### PROBLEM REQUIREMENTS
Work out how many lines contain "egilmaslik". Reply with the count alone.

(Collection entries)
┏━━

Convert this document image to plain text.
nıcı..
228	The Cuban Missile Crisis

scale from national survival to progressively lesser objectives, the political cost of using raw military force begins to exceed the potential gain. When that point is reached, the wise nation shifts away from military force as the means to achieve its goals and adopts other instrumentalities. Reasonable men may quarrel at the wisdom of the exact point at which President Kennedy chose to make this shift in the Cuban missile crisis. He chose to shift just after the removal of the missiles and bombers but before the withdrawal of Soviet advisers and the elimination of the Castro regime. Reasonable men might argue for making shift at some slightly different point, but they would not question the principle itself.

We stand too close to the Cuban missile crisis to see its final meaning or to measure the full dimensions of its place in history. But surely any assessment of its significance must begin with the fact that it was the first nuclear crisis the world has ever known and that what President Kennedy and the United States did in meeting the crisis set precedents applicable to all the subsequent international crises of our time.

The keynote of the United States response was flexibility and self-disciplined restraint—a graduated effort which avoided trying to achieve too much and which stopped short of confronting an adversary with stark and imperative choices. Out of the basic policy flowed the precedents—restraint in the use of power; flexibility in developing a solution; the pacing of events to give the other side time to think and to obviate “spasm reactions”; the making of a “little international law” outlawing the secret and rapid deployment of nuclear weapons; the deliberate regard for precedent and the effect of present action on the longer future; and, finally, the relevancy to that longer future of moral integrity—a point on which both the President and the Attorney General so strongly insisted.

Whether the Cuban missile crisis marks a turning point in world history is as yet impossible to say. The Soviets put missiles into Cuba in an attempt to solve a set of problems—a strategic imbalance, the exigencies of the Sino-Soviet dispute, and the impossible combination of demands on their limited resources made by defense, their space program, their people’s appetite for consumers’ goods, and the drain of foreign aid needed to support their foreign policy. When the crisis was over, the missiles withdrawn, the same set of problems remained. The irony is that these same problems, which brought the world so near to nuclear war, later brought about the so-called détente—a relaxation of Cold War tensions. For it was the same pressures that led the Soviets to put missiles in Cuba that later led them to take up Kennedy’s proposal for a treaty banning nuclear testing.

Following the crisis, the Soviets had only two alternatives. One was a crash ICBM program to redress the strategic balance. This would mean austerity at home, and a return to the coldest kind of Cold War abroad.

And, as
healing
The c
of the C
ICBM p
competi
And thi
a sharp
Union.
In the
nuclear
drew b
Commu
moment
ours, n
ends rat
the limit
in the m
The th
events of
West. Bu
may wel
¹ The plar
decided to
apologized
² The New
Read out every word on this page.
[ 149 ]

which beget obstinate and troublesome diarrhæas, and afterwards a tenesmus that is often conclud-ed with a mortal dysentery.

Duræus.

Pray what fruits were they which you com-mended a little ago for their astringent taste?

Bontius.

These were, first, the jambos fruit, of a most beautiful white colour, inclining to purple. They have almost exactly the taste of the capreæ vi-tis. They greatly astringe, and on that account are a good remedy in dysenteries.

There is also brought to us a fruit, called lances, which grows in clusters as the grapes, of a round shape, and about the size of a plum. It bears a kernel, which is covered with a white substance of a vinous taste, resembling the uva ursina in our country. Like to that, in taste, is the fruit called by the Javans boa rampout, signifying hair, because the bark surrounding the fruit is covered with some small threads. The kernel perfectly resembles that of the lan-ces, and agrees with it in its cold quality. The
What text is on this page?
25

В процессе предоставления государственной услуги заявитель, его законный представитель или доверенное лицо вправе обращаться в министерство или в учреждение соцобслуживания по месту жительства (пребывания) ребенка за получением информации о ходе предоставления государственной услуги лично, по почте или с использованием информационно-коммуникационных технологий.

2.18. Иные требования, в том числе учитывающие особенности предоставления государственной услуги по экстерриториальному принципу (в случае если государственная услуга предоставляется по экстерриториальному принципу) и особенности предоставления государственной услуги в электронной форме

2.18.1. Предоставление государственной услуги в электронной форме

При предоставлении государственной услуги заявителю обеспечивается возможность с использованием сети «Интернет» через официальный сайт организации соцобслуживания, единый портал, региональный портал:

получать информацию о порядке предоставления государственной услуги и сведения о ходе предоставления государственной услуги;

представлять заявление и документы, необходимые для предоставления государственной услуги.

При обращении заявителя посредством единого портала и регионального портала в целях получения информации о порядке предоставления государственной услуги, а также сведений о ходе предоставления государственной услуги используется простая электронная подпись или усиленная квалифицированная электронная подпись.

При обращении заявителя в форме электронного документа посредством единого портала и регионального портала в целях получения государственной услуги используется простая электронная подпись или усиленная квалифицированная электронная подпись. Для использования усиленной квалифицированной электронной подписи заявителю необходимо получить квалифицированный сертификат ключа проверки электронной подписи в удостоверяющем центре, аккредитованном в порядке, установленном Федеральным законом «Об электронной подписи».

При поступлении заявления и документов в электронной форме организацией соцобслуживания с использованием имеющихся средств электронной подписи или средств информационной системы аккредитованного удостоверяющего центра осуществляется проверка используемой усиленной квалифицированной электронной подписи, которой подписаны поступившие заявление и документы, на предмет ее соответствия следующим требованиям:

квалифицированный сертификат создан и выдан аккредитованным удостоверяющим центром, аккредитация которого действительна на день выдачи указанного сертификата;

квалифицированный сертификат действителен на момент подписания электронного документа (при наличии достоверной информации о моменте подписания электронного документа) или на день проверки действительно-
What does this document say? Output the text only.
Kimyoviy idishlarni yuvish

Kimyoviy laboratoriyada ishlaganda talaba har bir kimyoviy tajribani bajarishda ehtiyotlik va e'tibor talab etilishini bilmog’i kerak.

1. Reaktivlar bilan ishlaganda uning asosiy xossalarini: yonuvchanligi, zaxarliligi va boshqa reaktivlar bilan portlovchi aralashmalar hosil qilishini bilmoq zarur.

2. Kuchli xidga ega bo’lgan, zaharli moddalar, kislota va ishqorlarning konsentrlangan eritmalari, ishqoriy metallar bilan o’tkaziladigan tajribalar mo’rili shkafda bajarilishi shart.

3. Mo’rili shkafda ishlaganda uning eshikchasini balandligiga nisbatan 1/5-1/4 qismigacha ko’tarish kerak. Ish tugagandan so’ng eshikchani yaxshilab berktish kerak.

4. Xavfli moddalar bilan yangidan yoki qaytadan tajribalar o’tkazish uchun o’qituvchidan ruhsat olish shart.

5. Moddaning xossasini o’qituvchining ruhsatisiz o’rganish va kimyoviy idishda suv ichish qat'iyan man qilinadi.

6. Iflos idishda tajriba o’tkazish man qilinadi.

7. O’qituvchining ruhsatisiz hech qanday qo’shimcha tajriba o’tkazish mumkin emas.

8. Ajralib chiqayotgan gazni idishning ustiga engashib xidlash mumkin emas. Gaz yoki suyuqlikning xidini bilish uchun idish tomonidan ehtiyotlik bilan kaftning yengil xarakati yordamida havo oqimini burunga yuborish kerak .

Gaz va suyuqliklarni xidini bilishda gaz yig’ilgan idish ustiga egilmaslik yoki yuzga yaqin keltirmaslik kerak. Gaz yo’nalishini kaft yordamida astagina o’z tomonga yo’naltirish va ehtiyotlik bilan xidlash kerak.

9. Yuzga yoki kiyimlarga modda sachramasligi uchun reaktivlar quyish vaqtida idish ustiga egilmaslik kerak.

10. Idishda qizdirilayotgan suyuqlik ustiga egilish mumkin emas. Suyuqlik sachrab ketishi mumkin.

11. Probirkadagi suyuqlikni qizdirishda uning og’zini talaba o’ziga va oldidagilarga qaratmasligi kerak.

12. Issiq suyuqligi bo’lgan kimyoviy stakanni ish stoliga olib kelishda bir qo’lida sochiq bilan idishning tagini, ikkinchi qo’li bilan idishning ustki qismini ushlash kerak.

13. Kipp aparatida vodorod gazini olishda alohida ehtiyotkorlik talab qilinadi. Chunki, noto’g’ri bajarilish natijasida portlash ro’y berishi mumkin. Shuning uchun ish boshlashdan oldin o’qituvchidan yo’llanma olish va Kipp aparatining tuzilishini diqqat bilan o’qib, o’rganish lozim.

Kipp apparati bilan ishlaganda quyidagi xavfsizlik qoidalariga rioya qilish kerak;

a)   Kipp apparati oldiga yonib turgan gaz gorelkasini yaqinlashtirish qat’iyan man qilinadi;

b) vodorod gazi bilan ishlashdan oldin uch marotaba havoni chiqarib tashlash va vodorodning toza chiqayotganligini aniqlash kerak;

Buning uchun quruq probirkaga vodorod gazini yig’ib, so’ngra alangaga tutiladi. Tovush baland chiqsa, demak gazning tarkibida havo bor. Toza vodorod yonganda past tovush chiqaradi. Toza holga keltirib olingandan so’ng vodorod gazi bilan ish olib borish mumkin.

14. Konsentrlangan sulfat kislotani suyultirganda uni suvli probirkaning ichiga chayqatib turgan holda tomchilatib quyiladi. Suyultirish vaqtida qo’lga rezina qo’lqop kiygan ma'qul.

┗━━

### EXERCISE OUTPUT
2